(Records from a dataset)
● ● ●

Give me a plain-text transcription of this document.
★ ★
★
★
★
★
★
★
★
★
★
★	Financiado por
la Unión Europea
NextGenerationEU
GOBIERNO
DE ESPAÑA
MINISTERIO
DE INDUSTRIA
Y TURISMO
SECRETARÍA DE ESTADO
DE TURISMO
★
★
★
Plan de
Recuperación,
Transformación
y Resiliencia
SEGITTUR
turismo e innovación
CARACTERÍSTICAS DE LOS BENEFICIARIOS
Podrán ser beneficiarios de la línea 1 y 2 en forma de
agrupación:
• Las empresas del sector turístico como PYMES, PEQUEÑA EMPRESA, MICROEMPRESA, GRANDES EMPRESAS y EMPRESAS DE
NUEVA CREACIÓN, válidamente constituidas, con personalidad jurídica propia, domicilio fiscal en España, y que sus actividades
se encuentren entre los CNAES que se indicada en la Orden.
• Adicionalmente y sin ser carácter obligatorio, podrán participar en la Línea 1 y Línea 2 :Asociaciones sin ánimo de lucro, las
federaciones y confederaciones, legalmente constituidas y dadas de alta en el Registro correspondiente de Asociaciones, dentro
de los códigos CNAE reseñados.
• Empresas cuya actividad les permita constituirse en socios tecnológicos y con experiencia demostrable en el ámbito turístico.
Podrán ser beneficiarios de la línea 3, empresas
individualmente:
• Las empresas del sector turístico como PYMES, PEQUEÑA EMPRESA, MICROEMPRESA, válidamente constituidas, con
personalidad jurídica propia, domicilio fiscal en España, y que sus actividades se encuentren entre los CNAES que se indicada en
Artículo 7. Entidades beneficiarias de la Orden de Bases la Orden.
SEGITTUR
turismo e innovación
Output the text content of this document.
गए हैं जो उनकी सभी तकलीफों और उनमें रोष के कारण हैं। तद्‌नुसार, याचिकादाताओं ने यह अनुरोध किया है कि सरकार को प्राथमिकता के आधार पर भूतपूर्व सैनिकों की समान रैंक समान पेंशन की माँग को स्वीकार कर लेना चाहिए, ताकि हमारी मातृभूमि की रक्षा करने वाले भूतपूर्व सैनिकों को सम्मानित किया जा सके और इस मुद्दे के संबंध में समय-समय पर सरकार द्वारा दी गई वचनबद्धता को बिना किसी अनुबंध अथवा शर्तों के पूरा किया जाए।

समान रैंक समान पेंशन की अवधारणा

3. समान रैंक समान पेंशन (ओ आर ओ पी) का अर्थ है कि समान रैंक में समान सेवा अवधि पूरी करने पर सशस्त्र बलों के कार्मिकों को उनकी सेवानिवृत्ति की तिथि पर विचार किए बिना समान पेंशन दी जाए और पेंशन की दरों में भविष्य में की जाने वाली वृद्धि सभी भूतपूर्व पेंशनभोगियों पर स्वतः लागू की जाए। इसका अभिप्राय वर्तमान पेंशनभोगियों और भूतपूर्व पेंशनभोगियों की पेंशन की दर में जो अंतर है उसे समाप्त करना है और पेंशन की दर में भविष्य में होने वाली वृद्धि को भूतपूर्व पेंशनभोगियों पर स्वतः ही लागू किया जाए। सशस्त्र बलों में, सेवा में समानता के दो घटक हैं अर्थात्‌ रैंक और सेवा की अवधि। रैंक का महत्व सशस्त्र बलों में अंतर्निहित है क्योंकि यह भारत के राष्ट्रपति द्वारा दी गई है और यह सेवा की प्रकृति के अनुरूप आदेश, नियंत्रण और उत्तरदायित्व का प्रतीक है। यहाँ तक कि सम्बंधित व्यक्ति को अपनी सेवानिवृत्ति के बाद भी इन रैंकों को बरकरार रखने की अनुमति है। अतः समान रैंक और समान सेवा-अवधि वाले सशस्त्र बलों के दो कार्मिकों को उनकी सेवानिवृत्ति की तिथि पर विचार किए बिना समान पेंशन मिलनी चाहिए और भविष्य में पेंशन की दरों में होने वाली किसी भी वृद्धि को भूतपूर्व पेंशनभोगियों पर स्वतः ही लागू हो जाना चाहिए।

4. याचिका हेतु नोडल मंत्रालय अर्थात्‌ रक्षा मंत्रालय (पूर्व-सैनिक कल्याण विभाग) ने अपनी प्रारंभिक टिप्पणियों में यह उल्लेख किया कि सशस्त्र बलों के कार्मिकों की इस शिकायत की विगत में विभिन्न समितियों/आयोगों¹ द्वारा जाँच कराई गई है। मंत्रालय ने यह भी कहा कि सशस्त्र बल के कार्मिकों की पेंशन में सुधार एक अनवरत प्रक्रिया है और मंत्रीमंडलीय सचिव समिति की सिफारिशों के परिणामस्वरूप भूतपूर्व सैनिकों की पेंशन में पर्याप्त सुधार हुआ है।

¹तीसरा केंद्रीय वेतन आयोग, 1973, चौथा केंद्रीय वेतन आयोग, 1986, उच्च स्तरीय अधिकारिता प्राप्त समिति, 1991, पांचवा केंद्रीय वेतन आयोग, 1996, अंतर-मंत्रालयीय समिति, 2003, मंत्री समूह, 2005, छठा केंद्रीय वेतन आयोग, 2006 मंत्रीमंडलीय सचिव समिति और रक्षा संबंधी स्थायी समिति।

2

● ● ●

EXERCISE: From the entries above, copy every line containing the word "this".

IN RESPONSE:
Give me a plain-text transcription of this document.
Output the text content of this document.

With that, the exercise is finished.